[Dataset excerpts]

** Begin **

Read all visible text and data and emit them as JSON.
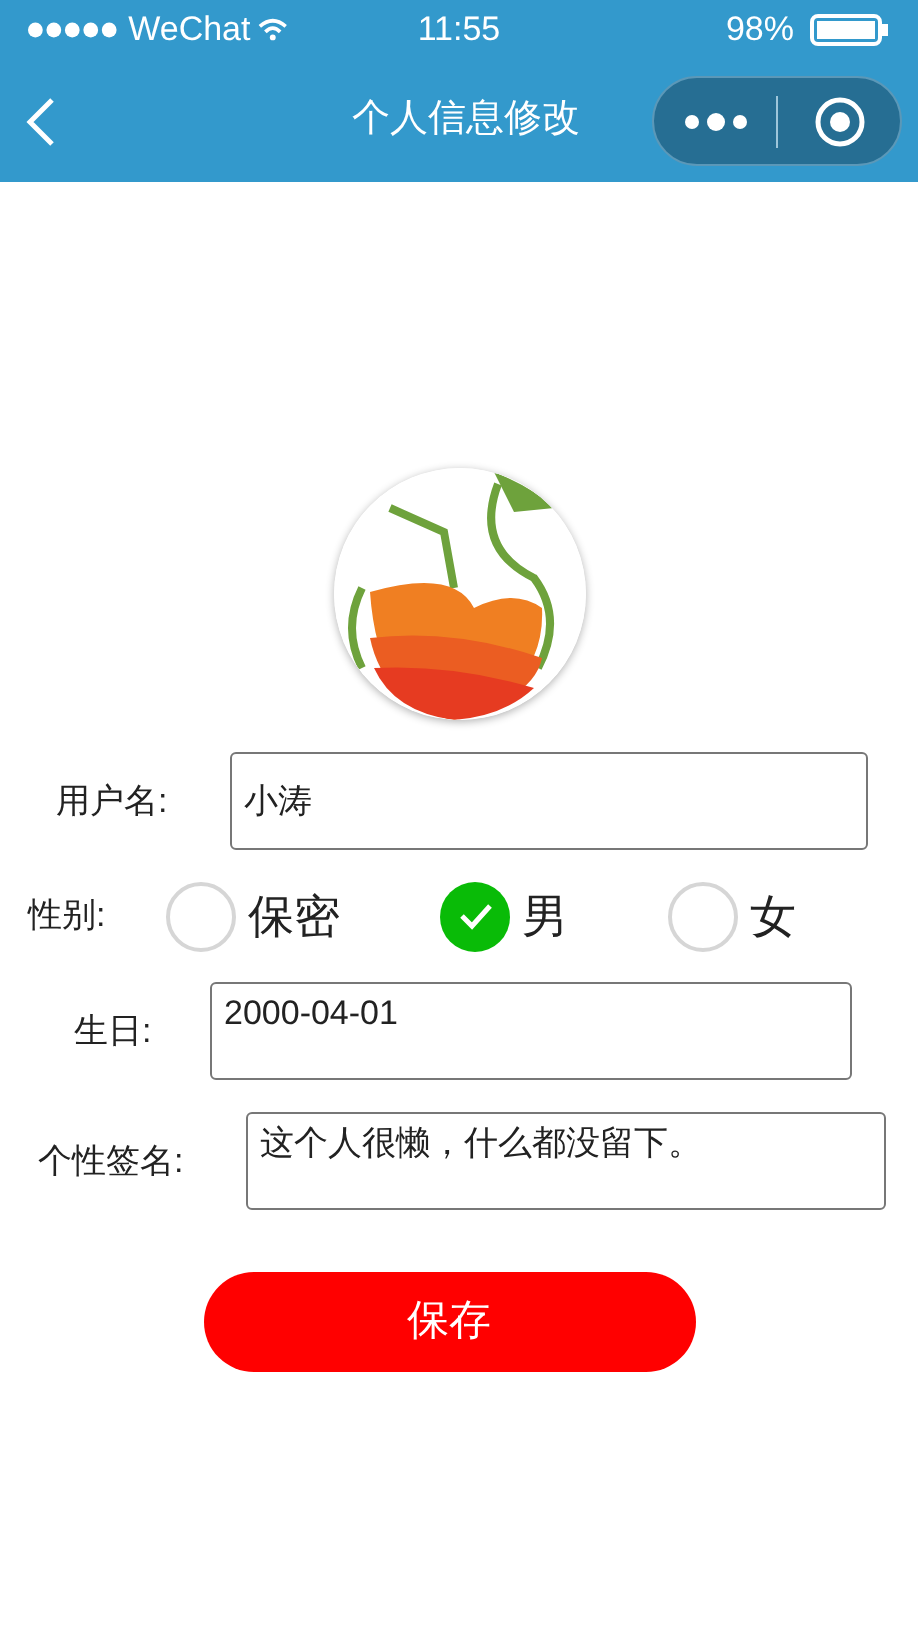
{
  "status_bar": {
    "carrier": "WeChat",
    "time": "11:55",
    "battery": "98%"
  },
  "nav_bar": {
    "title": "个人信息修改"
  },
  "form": {
    "rows": [
      {
        "kind": "text",
        "label": "用户名:",
        "value": "小涛"
      },
      {
        "kind": "radio",
        "label": "性别:",
        "options": [
          {
            "label": "保密",
            "selected": false
          },
          {
            "label": "男",
            "selected": true
          },
          {
            "label": "女",
            "selected": false
          }
        ]
      },
      {
        "kind": "area",
        "label": "生日:",
        "value": "2000-04-01"
      },
      {
        "kind": "area",
        "label": "个性签名:",
        "value": "这个人很懒，什么都没留下。"
      }
    ]
  },
  "save_button": "保存"
}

** End **

**Goal of the exercise:**
Reproduce all of the material above word for word. Omit the pictures.

**The output:**
Read all visible text and data and emit them as JSON.
{
  "status_bar": {
    "carrier": "WeChat",
    "time": "11:55",
    "battery": "98%"
  },
  "nav_bar": {
    "title": "个人信息修改"
  },
  "form": {
    "rows": [
      {
        "kind": "text",
        "label": "用户名:",
        "value": "小涛"
      },
      {
        "kind": "radio",
        "label": "性别:",
        "options": [
          {
            "label": "保密",
            "selected": false
          },
          {
            "label": "男",
            "selected": true
          },
          {
            "label": "女",
            "selected": false
          }
        ]
      },
      {
        "kind": "area",
        "label": "生日:",
        "value": "2000-04-01"
      },
      {
        "kind": "area",
        "label": "个性签名:",
        "value": "这个人很懒，什么都没留下。"
      }
    ]
  },
  "save_button": "保存"
}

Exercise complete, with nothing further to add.